Repeat the records below exactly as they appear.

- Input records
____

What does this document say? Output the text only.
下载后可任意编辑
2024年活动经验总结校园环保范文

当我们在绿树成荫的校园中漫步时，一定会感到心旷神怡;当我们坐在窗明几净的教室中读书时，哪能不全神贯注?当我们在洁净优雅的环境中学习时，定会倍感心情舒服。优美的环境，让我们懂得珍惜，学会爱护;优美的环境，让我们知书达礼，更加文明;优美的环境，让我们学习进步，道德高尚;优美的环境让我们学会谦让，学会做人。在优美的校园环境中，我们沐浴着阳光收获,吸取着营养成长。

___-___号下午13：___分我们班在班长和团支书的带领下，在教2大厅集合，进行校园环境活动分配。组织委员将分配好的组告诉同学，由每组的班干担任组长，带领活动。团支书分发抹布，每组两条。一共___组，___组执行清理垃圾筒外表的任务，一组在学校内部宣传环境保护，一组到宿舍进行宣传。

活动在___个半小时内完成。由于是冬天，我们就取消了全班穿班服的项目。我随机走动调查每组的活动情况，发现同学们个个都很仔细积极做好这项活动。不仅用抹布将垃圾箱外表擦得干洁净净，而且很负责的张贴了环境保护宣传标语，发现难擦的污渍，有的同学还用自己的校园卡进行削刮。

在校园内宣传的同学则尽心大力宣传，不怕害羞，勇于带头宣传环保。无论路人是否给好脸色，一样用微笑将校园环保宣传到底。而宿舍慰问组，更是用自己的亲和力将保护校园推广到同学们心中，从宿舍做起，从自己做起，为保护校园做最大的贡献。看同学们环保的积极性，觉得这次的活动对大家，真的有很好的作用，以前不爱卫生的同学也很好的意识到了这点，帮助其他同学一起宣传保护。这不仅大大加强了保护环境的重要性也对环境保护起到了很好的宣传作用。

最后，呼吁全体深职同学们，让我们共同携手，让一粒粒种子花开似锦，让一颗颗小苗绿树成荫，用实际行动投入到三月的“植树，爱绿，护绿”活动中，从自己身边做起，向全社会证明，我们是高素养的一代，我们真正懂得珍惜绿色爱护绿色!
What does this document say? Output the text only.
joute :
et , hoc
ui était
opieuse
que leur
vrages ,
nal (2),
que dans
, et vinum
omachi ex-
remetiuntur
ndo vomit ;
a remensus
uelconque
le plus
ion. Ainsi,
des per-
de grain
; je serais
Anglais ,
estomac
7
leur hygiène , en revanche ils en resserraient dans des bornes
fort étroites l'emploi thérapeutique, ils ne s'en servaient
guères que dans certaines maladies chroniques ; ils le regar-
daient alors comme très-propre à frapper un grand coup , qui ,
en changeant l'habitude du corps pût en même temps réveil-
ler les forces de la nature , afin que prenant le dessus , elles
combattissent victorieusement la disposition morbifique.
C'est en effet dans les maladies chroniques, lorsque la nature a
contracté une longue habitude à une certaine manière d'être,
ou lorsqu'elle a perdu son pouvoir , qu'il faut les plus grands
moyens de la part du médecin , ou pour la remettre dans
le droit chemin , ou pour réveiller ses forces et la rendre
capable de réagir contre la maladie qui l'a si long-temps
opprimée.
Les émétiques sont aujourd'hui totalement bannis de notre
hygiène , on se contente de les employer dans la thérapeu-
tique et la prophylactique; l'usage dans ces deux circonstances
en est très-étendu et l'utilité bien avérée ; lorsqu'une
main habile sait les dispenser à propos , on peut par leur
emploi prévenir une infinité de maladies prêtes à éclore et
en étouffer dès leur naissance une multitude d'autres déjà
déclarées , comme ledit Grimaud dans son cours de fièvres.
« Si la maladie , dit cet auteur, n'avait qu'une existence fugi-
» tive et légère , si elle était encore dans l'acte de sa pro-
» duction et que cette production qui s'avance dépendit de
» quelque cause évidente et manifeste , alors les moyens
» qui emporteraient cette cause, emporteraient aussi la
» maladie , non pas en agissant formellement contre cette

____

- Exercise result
What does this document say? Output the text only.
下载后可任意编辑
2024年活动经验总结校园环保范文

当我们在绿树成荫的校园中漫步时，一定会感到心旷神怡;当我们坐在窗明几净的教室中读书时，哪能不全神贯注?当我们在洁净优雅的环境中学习时，定会倍感心情舒服。优美的环境，让我们懂得珍惜，学会爱护;优美的环境，让我们知书达礼，更加文明;优美的环境，让我们学习进步，道德高尚;优美的环境让我们学会谦让，学会做人。在优美的校园环境中，我们沐浴着阳光收获,吸取着营养成长。

___-___号下午13：___分我们班在班长和团支书的带领下，在教2大厅集合，进行校园环境活动分配。组织委员将分配好的组告诉同学，由每组的班干担任组长，带领活动。团支书分发抹布，每组两条。一共___组，___组执行清理垃圾筒外表的任务，一组在学校内部宣传环境保护，一组到宿舍进行宣传。

活动在___个半小时内完成。由于是冬天，我们就取消了全班穿班服的项目。我随机走动调查每组的活动情况，发现同学们个个都很仔细积极做好这项活动。不仅用抹布将垃圾箱外表擦得干洁净净，而且很负责的张贴了环境保护宣传标语，发现难擦的污渍，有的同学还用自己的校园卡进行削刮。

在校园内宣传的同学则尽心大力宣传，不怕害羞，勇于带头宣传环保。无论路人是否给好脸色，一样用微笑将校园环保宣传到底。而宿舍慰问组，更是用自己的亲和力将保护校园推广到同学们心中，从宿舍做起，从自己做起，为保护校园做最大的贡献。看同学们环保的积极性，觉得这次的活动对大家，真的有很好的作用，以前不爱卫生的同学也很好的意识到了这点，帮助其他同学一起宣传保护。这不仅大大加强了保护环境的重要性也对环境保护起到了很好的宣传作用。

最后，呼吁全体深职同学们，让我们共同携手，让一粒粒种子花开似锦，让一颗颗小苗绿树成荫，用实际行动投入到三月的“植树，爱绿，护绿”活动中，从自己身边做起，向全社会证明，我们是高素养的一代，我们真正懂得珍惜绿色爱护绿色!
What does this document say? Output the text only.
joute :
et , hoc
ui était
opieuse
que leur
vrages ,
nal (2),
que dans
, et vinum
omachi ex-
remetiuntur
ndo vomit ;
a remensus
uelconque
le plus
ion. Ainsi,
des per-
de grain
; je serais
Anglais ,
estomac
7
leur hygiène , en revanche ils en resserraient dans des bornes
fort étroites l'emploi thérapeutique, ils ne s'en servaient
guères que dans certaines maladies chroniques ; ils le regar-
daient alors comme très-propre à frapper un grand coup , qui ,
en changeant l'habitude du corps pût en même temps réveil-
ler les forces de la nature , afin que prenant le dessus , elles
combattissent victorieusement la disposition morbifique.
C'est en effet dans les maladies chroniques, lorsque la nature a
contracté une longue habitude à une certaine manière d'être,
ou lorsqu'elle a perdu son pouvoir , qu'il faut les plus grands
moyens de la part du médecin , ou pour la remettre dans
le droit chemin , ou pour réveiller ses forces et la rendre
capable de réagir contre la maladie qui l'a si long-temps
opprimée.
Les émétiques sont aujourd'hui totalement bannis de notre
hygiène , on se contente de les employer dans la thérapeu-
tique et la prophylactique; l'usage dans ces deux circonstances
en est très-étendu et l'utilité bien avérée ; lorsqu'une
main habile sait les dispenser à propos , on peut par leur
emploi prévenir une infinité de maladies prêtes à éclore et
en étouffer dès leur naissance une multitude d'autres déjà
déclarées , comme ledit Grimaud dans son cours de fièvres.
« Si la maladie , dit cet auteur, n'avait qu'une existence fugi-
» tive et légère , si elle était encore dans l'acte de sa pro-
» duction et que cette production qui s'avance dépendit de
» quelque cause évidente et manifeste , alors les moyens
» qui emporteraient cette cause, emporteraient aussi la
» maladie , non pas en agissant formellement contre cette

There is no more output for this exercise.